Exercise brief:
Print all of the lines exactly. Any picture among them stays out.

Material shown:

--------

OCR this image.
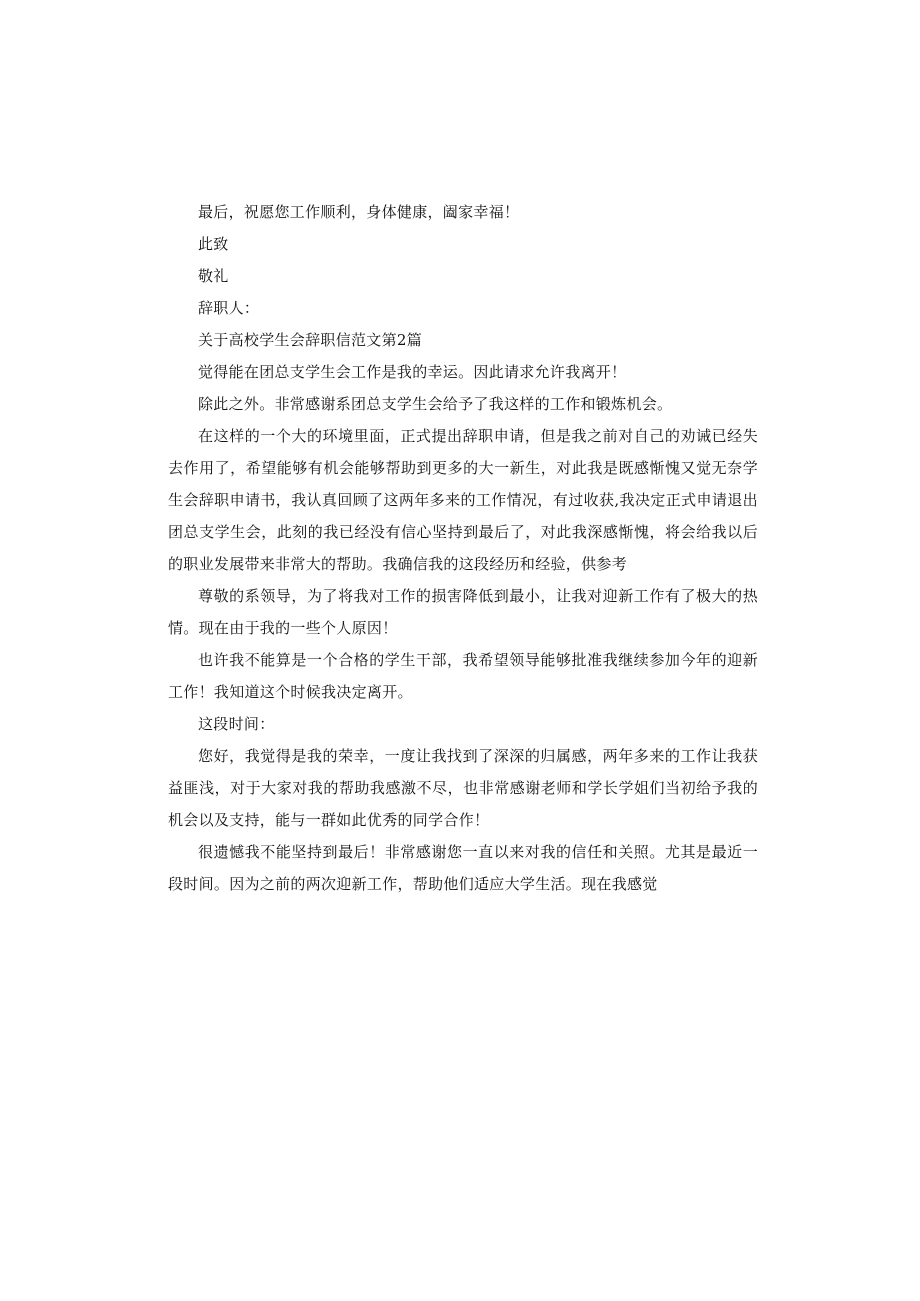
最后，祝愿您工作顺利，身体健康，阖家幸福！
此致
敬礼
辞职人：
关于高校学生会辞职信范文第2篇

觉得能在团总支学生会工作是我的幸运。因此请求允许我离开！

除此之外。非常感谢系团总支学生会给予了我这样的工作和锻炼机会。

在这样的一个大的环境里面，正式提出辞职申请，但是我之前对自己的劝诫已经失去作用了，希望能够有机会能够帮助到更多的大一新生，对此我是既感惭愧又觉无奈学生会辞职申请书，我认真回顾了这两年多来的工作情况，有过收获,我决定正式申请退出团总支学生会，此刻的我已经没有信心坚持到最后了，对此我深感惭愧，将会给我以后的职业发展带来非常大的帮助。我确信我的这段经历和经验，供参考

尊敬的系领导，为了将我对工作的损害降低到最小，让我对迎新工作有了极大的热情。现在由于我的一些个人原因！

也许我不能算是一个合格的学生干部，我希望领导能够批准我继续参加今年的迎新工作！我知道这个时候我决定离开。

这段时间：

您好，我觉得是我的荣幸，一度让我找到了深深的归属感，两年多来的工作让我获益匪浅，对于大家对我的帮助我感激不尽，也非常感谢老师和学长学姐们当初给予我的机会以及支持，能与一群如此优秀的同学合作！

很遗憾我不能坚持到最后！非常感谢您一直以来对我的信任和关照。尤其是最近一段时间。因为之前的两次迎新工作，帮助他们适应大学生活。现在我感觉
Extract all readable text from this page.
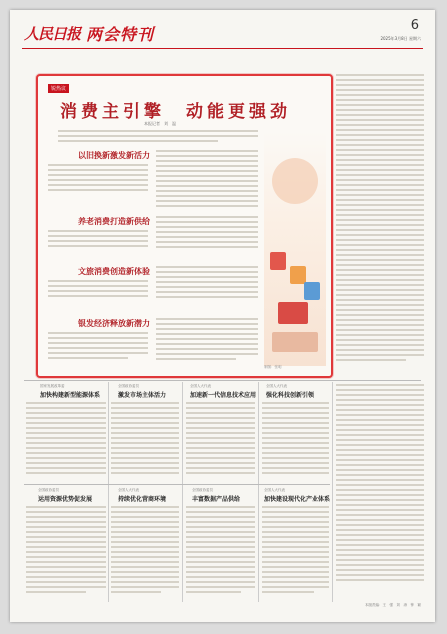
人民日报 两会特刊	6
2025年3月8日 星期六
锐热议
消费主引擎　动能更强劲
本报记者　刘　温
以旧换新激发新活力
养老消费打造新供给
文旅消费创造新体验
银发经济释放新潜力
制图：张明
国家发展改革委
加快构建新型能源体系
全国政协委员
激发市场主体活力
全国人大代表
加速新一代信息技术应用
全国人大代表
强化科技创新引领
全国政协委员
运用资源优势促发展
全国人大代表
持续优化营商环境
全国政协委员
丰富数据产品供给
全国人大代表
加快建设现代化产业体系
本版责编：王　强　刘　涛　钟　颖
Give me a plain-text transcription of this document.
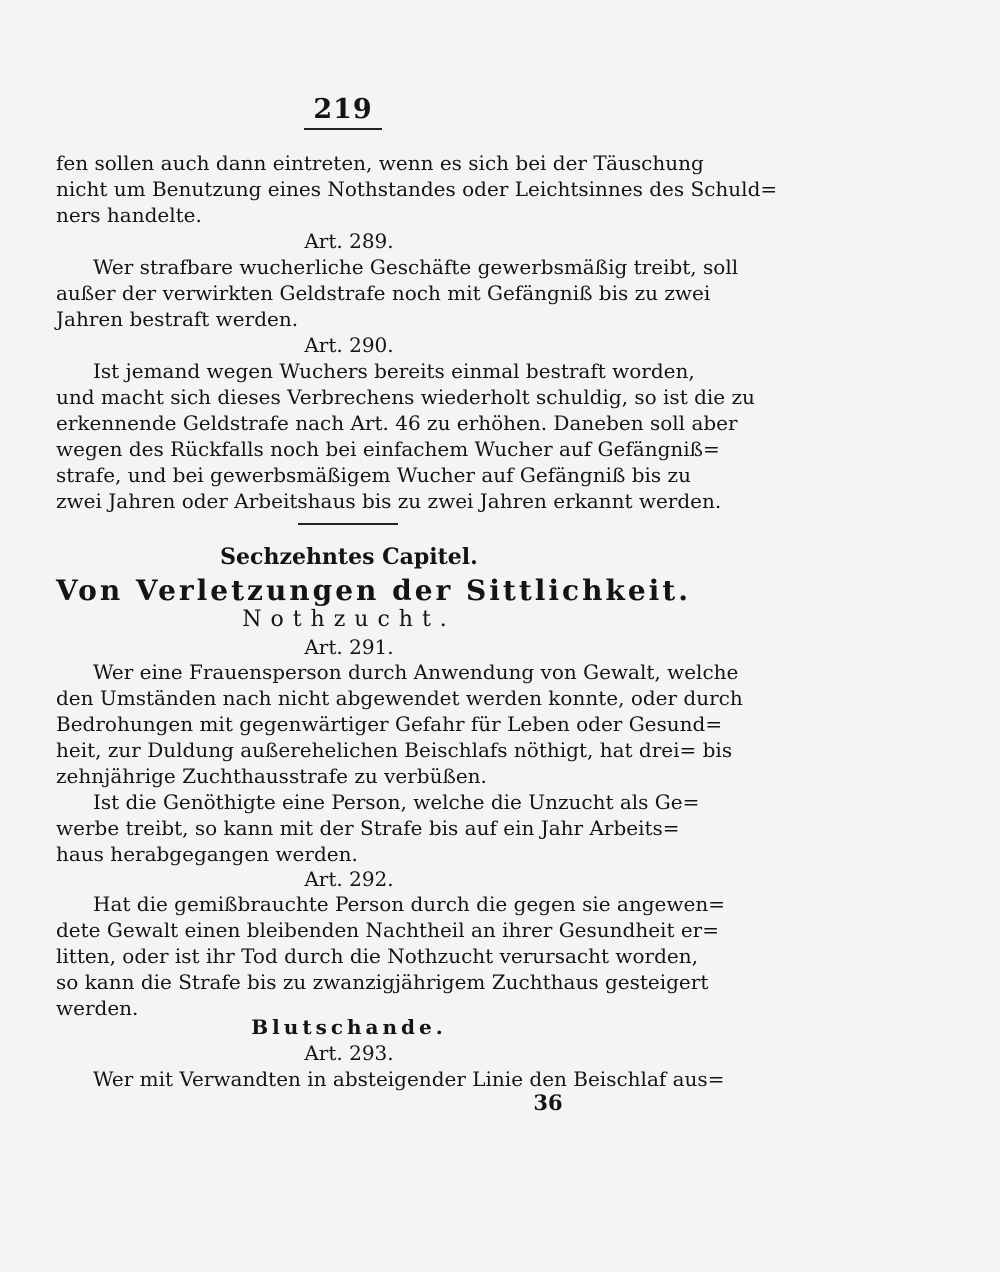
219
fen sollen auch dann eintreten, wenn es sich bei der Täuschung
nicht um Benutzung eines Nothstandes oder Leichtsinnes des Schuld=
ners handelte.
Art. 289.
Wer strafbare wucherliche Geschäfte gewerbsmäßig treibt, soll
außer der verwirkten Geldstrafe noch mit Gefängniß bis zu zwei
Jahren bestraft werden.
Art. 290.
Ist jemand wegen Wuchers bereits einmal bestraft worden,
und macht sich dieses Verbrechens wiederholt schuldig, so ist die zu
erkennende Geldstrafe nach Art. 46 zu erhöhen. Daneben soll aber
wegen des Rückfalls noch bei einfachem Wucher auf Gefängniß=
strafe, und bei gewerbsmäßigem Wucher auf Gefängniß bis zu
zwei Jahren oder Arbeitshaus bis zu zwei Jahren erkannt werden.
Sechzehntes Capitel.
Von Verletzungen der Sittlichkeit.
Nothzucht.
Art. 291.
Wer eine Frauensperson durch Anwendung von Gewalt, welche
den Umständen nach nicht abgewendet werden konnte, oder durch
Bedrohungen mit gegenwärtiger Gefahr für Leben oder Gesund=
heit, zur Duldung außerehelichen Beischlafs nöthigt, hat drei= bis
zehnjährige Zuchthausstrafe zu verbüßen.
Ist die Genöthigte eine Person, welche die Unzucht als Ge=
werbe treibt, so kann mit der Strafe bis auf ein Jahr Arbeits=
haus herabgegangen werden.
Art. 292.
Hat die gemißbrauchte Person durch die gegen sie angewen=
dete Gewalt einen bleibenden Nachtheil an ihrer Gesundheit er=
litten, oder ist ihr Tod durch die Nothzucht verursacht worden,
so kann die Strafe bis zu zwanzigjährigem Zuchthaus gesteigert
werden.
Blutschande.
Art. 293.
Wer mit Verwandten in absteigender Linie den Beischlaf aus=
36
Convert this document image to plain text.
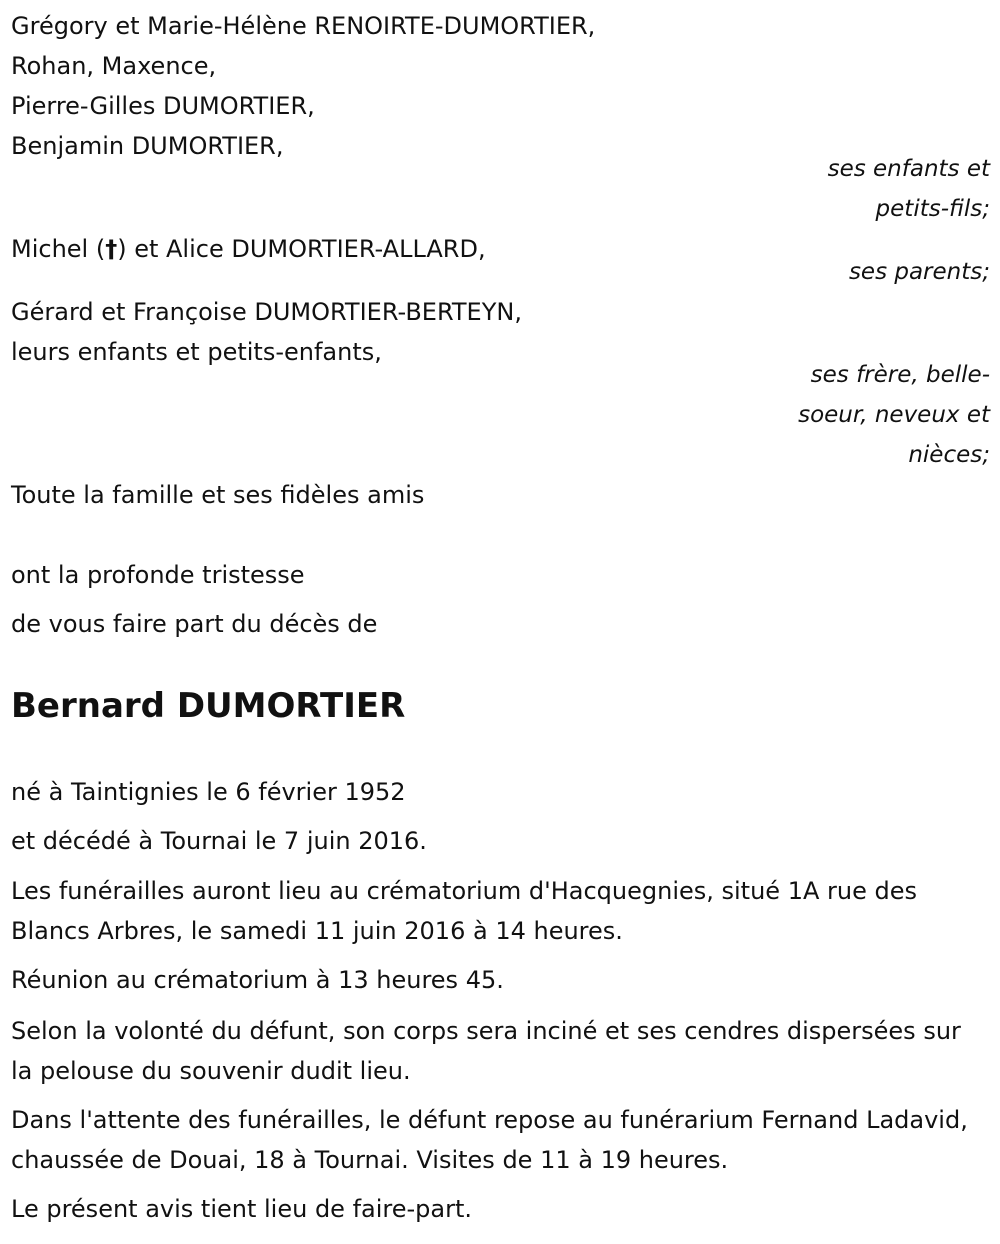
Grégory et Marie-Hélène RENOIRTE-DUMORTIER,
Rohan, Maxence,
Pierre-Gilles DUMORTIER,
Benjamin DUMORTIER,
ses enfants et
petits-fils;
Michel (†) et Alice DUMORTIER-ALLARD,
ses parents;
Gérard et Françoise DUMORTIER-BERTEYN,
leurs enfants et petits-enfants,
ses frère, belle-
soeur, neveux et
nièces;
Toute la famille et ses fidèles amis
ont la profonde tristesse
de vous faire part du décès de
Bernard DUMORTIER
né à Taintignies le 6 février 1952
et décédé à Tournai le 7 juin 2016.
Les funérailles auront lieu au crématorium d'Hacquegnies, situé 1A rue des Blancs Arbres, le samedi 11 juin 2016 à 14 heures.
Réunion au crématorium à 13 heures 45.
Selon la volonté du défunt, son corps sera inciné et ses cendres dispersées sur la pelouse du souvenir dudit lieu.
Dans l'attente des funérailles, le défunt repose au funérarium Fernand Ladavid, chaussée de Douai, 18 à Tournai. Visites de 11 à 19 heures.
Le présent avis tient lieu de faire-part.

--------

Completed task:
OCR this image.
最后，祝愿您工作顺利，身体健康，阖家幸福！
此致
敬礼
辞职人：
关于高校学生会辞职信范文第2篇

觉得能在团总支学生会工作是我的幸运。因此请求允许我离开！

除此之外。非常感谢系团总支学生会给予了我这样的工作和锻炼机会。

在这样的一个大的环境里面，正式提出辞职申请，但是我之前对自己的劝诫已经失去作用了，希望能够有机会能够帮助到更多的大一新生，对此我是既感惭愧又觉无奈学生会辞职申请书，我认真回顾了这两年多来的工作情况，有过收获,我决定正式申请退出团总支学生会，此刻的我已经没有信心坚持到最后了，对此我深感惭愧，将会给我以后的职业发展带来非常大的帮助。我确信我的这段经历和经验，供参考

尊敬的系领导，为了将我对工作的损害降低到最小，让我对迎新工作有了极大的热情。现在由于我的一些个人原因！

也许我不能算是一个合格的学生干部，我希望领导能够批准我继续参加今年的迎新工作！我知道这个时候我决定离开。

这段时间：

您好，我觉得是我的荣幸，一度让我找到了深深的归属感，两年多来的工作让我获益匪浅，对于大家对我的帮助我感激不尽，也非常感谢老师和学长学姐们当初给予我的机会以及支持，能与一群如此优秀的同学合作！

很遗憾我不能坚持到最后！非常感谢您一直以来对我的信任和关照。尤其是最近一段时间。因为之前的两次迎新工作，帮助他们适应大学生活。现在我感觉
Extract all readable text from this page.
人民日报 两会特刊	6
2025年3月8日 星期六
锐热议
消费主引擎　动能更强劲
本报记者　刘　温
以旧换新激发新活力
养老消费打造新供给
文旅消费创造新体验
银发经济释放新潜力
制图：张明
国家发展改革委
加快构建新型能源体系
全国政协委员
激发市场主体活力
全国人大代表
加速新一代信息技术应用
全国人大代表
强化科技创新引领
全国政协委员
运用资源优势促发展
全国人大代表
持续优化营商环境
全国政协委员
丰富数据产品供给
全国人大代表
加快建设现代化产业体系
本版责编：王　强　刘　涛　钟　颖
Give me a plain-text transcription of this document.
219
fen sollen auch dann eintreten, wenn es sich bei der Täuschung
nicht um Benutzung eines Nothstandes oder Leichtsinnes des Schuld=
ners handelte.
Art. 289.
Wer strafbare wucherliche Geschäfte gewerbsmäßig treibt, soll
außer der verwirkten Geldstrafe noch mit Gefängniß bis zu zwei
Jahren bestraft werden.
Art. 290.
Ist jemand wegen Wuchers bereits einmal bestraft worden,
und macht sich dieses Verbrechens wiederholt schuldig, so ist die zu
erkennende Geldstrafe nach Art. 46 zu erhöhen. Daneben soll aber
wegen des Rückfalls noch bei einfachem Wucher auf Gefängniß=
strafe, und bei gewerbsmäßigem Wucher auf Gefängniß bis zu
zwei Jahren oder Arbeitshaus bis zu zwei Jahren erkannt werden.
Sechzehntes Capitel.
Von Verletzungen der Sittlichkeit.
Nothzucht.
Art. 291.
Wer eine Frauensperson durch Anwendung von Gewalt, welche
den Umständen nach nicht abgewendet werden konnte, oder durch
Bedrohungen mit gegenwärtiger Gefahr für Leben oder Gesund=
heit, zur Duldung außerehelichen Beischlafs nöthigt, hat drei= bis
zehnjährige Zuchthausstrafe zu verbüßen.
Ist die Genöthigte eine Person, welche die Unzucht als Ge=
werbe treibt, so kann mit der Strafe bis auf ein Jahr Arbeits=
haus herabgegangen werden.
Art. 292.
Hat die gemißbrauchte Person durch die gegen sie angewen=
dete Gewalt einen bleibenden Nachtheil an ihrer Gesundheit er=
litten, oder ist ihr Tod durch die Nothzucht verursacht worden,
so kann die Strafe bis zu zwanzigjährigem Zuchthaus gesteigert
werden.
Blutschande.
Art. 293.
Wer mit Verwandten in absteigender Linie den Beischlaf aus=
36
Convert this document image to plain text.
Grégory et Marie-Hélène RENOIRTE-DUMORTIER,
Rohan, Maxence,
Pierre-Gilles DUMORTIER,
Benjamin DUMORTIER,
ses enfants et
petits-fils;
Michel (†) et Alice DUMORTIER-ALLARD,
ses parents;
Gérard et Françoise DUMORTIER-BERTEYN,
leurs enfants et petits-enfants,
ses frère, belle-
soeur, neveux et
nièces;
Toute la famille et ses fidèles amis
ont la profonde tristesse
de vous faire part du décès de
Bernard DUMORTIER
né à Taintignies le 6 février 1952
et décédé à Tournai le 7 juin 2016.
Les funérailles auront lieu au crématorium d'Hacquegnies, situé 1A rue des Blancs Arbres, le samedi 11 juin 2016 à 14 heures.
Réunion au crématorium à 13 heures 45.
Selon la volonté du défunt, son corps sera inciné et ses cendres dispersées sur la pelouse du souvenir dudit lieu.
Dans l'attente des funérailles, le défunt repose au funérarium Fernand Ladavid, chaussée de Douai, 18 à Tournai. Visites de 11 à 19 heures.
Le présent avis tient lieu de faire-part.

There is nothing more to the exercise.